** start of Supplied entries **

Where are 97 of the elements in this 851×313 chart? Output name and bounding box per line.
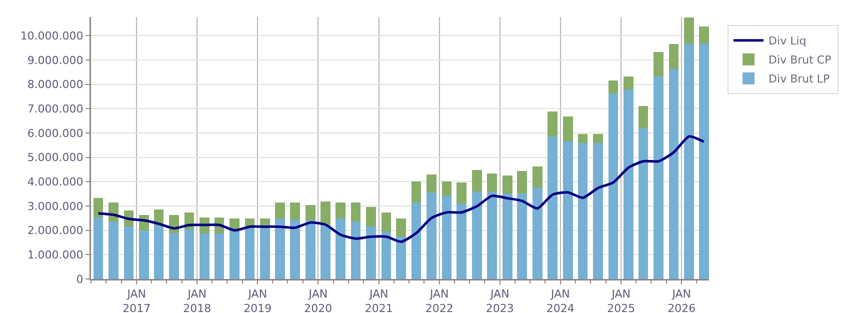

** end of Supplied entries **
** start of Supplied entries **

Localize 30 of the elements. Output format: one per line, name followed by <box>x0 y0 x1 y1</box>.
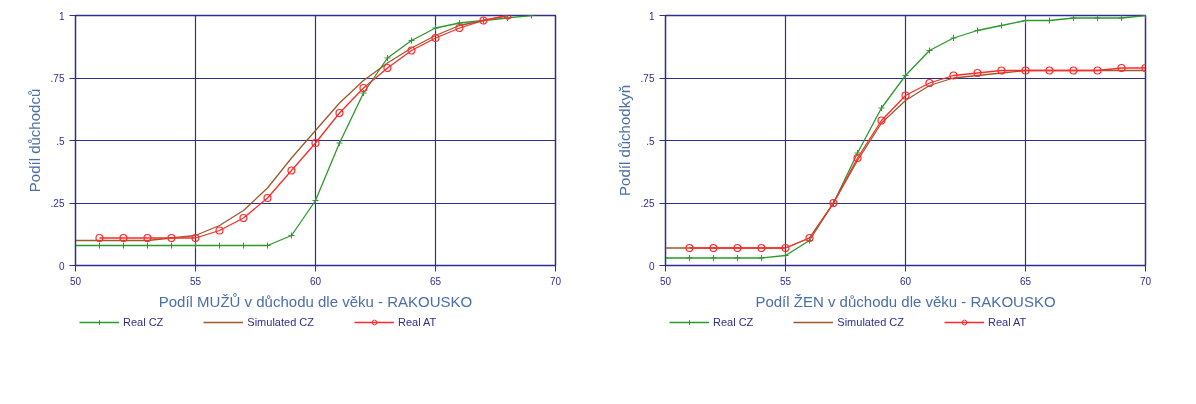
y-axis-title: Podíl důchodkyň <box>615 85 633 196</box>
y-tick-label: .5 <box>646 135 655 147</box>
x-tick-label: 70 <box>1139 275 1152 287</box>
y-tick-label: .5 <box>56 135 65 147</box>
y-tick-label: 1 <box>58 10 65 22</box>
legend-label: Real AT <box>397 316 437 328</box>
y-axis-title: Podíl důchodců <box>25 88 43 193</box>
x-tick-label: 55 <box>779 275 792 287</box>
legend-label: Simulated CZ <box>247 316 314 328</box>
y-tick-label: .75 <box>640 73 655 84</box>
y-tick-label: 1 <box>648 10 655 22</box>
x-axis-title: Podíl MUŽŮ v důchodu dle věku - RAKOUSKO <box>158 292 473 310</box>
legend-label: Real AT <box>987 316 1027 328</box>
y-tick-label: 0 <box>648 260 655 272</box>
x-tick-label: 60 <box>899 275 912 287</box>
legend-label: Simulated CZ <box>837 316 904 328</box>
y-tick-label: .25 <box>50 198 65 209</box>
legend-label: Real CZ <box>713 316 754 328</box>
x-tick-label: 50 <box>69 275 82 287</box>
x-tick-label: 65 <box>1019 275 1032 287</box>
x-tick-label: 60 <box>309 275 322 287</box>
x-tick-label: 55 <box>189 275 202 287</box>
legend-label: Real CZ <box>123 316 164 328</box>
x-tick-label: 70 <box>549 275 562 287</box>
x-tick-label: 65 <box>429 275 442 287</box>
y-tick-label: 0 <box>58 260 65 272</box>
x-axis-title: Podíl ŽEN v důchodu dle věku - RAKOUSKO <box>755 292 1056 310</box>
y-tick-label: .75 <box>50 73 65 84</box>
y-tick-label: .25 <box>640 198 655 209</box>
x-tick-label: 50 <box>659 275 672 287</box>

** end of Supplied entries **

• _Aim of the exercise_:
Lay out the part of the items that opens with the line containing "Localize 30 of" and closes with the line containing "legend-label: Real CZ <box>713" as a Markdown table with the columns Row and Line, giving each line a row number and leaving out blank lines and pictures.

• _Solved problem_:
| Row | Line |
|---|---|
| 1 | Localize 30 of the elements. Output format: one per line, name followed by <box>x0 y0 x1 y1</box>. |
| 2 | y-axis-title: Podíl důchodkyň <box>615 85 633 196</box> |
| 3 | y-tick-label: .5 <box>646 135 655 147</box> |
| 4 | x-tick-label: 70 <box>1139 275 1152 287</box> |
| 5 | y-tick-label: .5 <box>56 135 65 147</box> |
| 6 | y-tick-label: 1 <box>58 10 65 22</box> |
| 7 | legend-label: Real AT <box>397 316 437 328</box> |
| 8 | y-axis-title: Podíl důchodců <box>25 88 43 193</box> |
| 9 | x-tick-label: 55 <box>779 275 792 287</box> |
| 10 | legend-label: Simulated CZ <box>247 316 314 328</box> |
| 11 | y-tick-label: .75 <box>640 73 655 84</box> |
| 12 | y-tick-label: 1 <box>648 10 655 22</box> |
| 13 | x-axis-title: Podíl MUŽŮ v důchodu dle věku - RAKOUSKO <box>158 292 473 310</box> |
| 14 | legend-label: Real AT <box>987 316 1027 328</box> |
| 15 | y-tick-label: 0 <box>648 260 655 272</box> |
| 16 | x-tick-label: 60 <box>899 275 912 287</box> |
| 17 | legend-label: Simulated CZ <box>837 316 904 328</box> |
| 18 | y-tick-label: .25 <box>50 198 65 209</box> |
| 19 | legend-label: Real CZ <box>713 316 754 328</box> |